→ **Problem details**:
Scan the data below for the string "additional". Copy every line where it appears.

→ **Stored data**:
----------

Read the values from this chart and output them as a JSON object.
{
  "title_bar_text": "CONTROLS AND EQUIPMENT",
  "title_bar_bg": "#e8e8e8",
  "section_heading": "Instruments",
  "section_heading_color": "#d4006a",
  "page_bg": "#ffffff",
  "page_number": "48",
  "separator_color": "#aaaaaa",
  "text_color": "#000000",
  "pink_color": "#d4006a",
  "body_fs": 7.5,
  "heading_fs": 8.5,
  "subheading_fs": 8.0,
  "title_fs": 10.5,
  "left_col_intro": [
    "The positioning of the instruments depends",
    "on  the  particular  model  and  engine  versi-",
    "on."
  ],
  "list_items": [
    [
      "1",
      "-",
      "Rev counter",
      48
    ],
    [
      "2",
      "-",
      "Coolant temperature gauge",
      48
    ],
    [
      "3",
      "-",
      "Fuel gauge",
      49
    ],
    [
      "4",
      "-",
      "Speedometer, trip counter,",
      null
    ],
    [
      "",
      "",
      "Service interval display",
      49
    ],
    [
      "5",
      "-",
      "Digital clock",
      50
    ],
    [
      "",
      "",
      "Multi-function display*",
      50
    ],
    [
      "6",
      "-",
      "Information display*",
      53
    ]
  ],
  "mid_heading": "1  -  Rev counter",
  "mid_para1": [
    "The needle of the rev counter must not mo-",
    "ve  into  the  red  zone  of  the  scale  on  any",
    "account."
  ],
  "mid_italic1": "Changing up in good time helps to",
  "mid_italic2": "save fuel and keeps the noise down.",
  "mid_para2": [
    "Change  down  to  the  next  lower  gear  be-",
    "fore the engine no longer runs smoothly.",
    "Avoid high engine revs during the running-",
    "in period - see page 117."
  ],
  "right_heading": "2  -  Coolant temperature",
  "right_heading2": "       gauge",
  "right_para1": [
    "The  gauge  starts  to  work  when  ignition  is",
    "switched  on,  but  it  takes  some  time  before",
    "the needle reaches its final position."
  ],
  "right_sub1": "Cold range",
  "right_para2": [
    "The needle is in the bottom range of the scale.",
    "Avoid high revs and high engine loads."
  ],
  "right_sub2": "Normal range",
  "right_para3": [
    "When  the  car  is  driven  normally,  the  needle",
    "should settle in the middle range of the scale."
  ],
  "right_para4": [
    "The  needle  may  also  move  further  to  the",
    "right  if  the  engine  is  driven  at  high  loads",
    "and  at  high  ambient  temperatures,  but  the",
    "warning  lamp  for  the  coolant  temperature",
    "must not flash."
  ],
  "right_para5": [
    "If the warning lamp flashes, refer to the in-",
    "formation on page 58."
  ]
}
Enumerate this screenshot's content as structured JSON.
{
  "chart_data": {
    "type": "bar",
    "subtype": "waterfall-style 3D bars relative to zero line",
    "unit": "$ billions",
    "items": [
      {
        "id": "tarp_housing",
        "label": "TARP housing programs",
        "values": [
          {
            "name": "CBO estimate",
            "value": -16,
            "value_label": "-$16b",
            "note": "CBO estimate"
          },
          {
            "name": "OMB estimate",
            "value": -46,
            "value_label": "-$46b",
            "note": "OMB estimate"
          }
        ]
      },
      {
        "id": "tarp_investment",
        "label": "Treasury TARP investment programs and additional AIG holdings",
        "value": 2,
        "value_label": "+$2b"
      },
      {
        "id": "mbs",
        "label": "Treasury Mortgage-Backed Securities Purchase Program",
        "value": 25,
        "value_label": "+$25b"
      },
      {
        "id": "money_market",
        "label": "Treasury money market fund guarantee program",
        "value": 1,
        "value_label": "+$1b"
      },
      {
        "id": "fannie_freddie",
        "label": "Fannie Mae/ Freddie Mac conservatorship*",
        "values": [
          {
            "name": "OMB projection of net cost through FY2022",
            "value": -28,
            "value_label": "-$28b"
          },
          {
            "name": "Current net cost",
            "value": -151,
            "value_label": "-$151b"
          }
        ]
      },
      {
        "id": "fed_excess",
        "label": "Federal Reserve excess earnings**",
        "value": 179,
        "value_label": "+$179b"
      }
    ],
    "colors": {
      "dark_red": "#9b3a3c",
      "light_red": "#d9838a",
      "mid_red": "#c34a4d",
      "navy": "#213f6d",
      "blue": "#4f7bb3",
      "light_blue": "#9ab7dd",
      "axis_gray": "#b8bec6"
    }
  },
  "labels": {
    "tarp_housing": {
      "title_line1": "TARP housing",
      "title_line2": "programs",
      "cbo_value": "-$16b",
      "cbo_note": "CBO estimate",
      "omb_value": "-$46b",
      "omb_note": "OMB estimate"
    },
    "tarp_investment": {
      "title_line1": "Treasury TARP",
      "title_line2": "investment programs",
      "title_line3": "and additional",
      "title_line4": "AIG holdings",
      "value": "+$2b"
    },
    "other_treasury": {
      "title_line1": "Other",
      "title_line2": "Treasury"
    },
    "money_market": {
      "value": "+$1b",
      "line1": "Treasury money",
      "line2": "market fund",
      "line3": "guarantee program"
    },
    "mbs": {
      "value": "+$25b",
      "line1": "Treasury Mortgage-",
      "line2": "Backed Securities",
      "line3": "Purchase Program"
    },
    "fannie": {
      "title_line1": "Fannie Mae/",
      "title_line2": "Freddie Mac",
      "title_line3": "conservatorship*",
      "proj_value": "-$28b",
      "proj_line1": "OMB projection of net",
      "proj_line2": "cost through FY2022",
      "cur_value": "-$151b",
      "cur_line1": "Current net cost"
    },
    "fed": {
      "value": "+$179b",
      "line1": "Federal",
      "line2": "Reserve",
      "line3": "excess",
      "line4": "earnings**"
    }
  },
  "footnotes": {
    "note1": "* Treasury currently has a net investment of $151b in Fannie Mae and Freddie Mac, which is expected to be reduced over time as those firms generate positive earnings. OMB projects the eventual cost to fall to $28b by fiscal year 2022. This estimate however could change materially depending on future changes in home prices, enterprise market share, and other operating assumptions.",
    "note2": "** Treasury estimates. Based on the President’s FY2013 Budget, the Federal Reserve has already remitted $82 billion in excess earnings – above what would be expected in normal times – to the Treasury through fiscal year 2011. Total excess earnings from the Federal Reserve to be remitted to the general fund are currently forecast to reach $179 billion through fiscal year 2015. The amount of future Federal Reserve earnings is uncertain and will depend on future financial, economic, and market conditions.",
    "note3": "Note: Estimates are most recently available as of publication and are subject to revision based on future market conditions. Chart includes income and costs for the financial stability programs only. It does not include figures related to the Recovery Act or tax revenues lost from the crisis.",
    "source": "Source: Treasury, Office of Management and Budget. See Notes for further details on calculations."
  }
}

----------

→ **Reply**:
        "label": "Treasury TARP investment programs and additional AIG holdings",
      "title_line3": "and additional",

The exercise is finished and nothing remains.